### GIVEN INSTRUCTION
Your answer should be a single number: the count of lines in the material below that hold "structure".

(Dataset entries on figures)
_ _ _ _ _ _ _

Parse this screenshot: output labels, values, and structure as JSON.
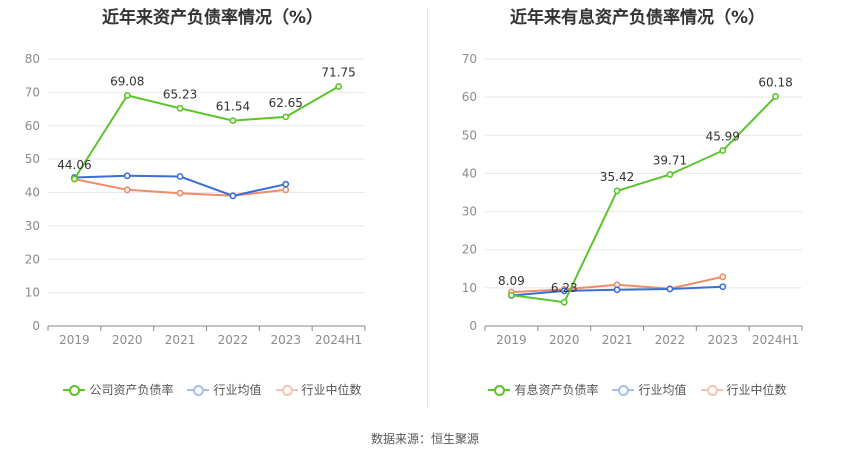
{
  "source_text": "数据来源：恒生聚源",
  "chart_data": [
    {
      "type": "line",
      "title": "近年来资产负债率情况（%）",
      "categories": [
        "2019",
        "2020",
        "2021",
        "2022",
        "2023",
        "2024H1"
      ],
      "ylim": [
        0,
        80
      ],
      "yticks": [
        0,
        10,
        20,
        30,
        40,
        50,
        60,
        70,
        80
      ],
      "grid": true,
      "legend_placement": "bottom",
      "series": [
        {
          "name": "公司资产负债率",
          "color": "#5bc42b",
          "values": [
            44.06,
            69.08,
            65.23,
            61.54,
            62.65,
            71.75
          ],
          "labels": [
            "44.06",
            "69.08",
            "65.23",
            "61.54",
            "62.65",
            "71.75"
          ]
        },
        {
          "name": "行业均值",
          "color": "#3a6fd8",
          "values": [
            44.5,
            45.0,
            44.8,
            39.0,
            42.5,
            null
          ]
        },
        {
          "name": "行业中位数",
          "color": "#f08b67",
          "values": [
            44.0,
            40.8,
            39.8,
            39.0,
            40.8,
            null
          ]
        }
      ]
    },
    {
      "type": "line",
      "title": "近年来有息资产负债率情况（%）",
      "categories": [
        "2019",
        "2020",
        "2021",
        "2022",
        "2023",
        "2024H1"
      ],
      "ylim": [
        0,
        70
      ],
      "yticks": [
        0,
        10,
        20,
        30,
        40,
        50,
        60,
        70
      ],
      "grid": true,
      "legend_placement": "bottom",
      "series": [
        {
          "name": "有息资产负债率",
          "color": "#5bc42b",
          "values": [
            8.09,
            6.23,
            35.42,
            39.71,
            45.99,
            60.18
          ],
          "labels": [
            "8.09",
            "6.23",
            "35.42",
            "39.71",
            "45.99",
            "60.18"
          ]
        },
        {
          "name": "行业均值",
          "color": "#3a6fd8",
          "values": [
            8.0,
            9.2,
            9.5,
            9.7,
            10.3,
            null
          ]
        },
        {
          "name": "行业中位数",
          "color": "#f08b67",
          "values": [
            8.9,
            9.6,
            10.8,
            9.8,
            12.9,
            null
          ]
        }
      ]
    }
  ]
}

_ _ _ _ _ _ _

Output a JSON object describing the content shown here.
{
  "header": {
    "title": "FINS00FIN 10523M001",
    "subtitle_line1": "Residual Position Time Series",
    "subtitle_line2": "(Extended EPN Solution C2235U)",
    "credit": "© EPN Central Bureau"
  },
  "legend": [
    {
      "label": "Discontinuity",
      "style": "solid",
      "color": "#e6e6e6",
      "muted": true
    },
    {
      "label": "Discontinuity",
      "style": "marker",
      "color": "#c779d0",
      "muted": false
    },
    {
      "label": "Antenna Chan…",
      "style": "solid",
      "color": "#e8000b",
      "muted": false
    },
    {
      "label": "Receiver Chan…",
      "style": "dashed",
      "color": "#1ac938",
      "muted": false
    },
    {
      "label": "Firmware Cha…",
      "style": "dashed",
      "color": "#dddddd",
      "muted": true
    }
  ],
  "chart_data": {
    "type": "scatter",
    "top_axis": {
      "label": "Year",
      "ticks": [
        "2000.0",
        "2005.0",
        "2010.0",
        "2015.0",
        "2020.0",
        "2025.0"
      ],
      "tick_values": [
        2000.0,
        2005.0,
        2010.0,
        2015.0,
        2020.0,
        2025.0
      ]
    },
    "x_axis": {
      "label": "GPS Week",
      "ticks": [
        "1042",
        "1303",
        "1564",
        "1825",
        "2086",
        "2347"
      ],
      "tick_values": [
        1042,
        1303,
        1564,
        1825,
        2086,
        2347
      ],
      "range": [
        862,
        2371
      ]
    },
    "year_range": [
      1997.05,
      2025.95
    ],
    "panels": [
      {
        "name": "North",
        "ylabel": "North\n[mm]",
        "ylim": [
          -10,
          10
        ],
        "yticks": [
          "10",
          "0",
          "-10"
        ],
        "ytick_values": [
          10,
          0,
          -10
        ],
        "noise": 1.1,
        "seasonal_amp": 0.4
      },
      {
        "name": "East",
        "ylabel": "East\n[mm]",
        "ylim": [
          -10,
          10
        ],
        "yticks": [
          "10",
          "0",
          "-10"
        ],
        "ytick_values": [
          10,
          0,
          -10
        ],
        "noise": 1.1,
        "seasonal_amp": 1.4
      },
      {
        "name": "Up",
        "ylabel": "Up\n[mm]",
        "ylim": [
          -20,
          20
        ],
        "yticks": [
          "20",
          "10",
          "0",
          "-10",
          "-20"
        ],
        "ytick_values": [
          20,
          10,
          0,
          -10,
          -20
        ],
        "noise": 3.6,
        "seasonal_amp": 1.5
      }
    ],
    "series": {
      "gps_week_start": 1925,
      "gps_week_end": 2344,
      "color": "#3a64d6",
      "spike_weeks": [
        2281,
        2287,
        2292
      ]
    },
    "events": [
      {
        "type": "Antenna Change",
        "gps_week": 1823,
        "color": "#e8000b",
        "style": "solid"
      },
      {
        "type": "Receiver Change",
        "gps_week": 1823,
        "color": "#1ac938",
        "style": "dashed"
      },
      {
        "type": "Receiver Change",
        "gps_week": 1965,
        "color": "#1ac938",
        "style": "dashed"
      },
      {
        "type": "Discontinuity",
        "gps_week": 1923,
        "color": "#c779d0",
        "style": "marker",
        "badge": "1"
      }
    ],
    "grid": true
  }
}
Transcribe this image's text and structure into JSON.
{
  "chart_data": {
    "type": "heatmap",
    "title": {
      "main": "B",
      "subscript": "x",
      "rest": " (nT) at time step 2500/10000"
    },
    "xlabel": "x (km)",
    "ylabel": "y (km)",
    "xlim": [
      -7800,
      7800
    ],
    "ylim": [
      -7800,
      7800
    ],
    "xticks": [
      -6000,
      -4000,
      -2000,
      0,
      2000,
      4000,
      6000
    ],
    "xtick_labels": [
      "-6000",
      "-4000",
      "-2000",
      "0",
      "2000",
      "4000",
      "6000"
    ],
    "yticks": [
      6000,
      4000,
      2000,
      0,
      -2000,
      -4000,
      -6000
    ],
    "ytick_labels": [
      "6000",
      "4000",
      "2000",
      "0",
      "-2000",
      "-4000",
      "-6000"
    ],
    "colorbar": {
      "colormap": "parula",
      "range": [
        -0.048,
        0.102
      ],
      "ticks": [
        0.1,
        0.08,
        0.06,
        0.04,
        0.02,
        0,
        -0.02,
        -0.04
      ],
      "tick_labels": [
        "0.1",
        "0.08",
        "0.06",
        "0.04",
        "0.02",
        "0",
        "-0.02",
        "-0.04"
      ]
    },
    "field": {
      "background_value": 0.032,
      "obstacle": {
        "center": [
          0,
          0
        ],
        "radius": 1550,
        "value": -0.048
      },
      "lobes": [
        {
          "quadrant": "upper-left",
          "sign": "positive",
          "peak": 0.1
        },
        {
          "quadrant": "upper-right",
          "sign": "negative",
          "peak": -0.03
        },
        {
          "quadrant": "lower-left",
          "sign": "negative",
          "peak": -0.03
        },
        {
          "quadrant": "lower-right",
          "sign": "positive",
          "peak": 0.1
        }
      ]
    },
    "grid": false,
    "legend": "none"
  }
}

_ _ _ _ _ _ _

### SOLUTION FOR THIS PROBLEM
2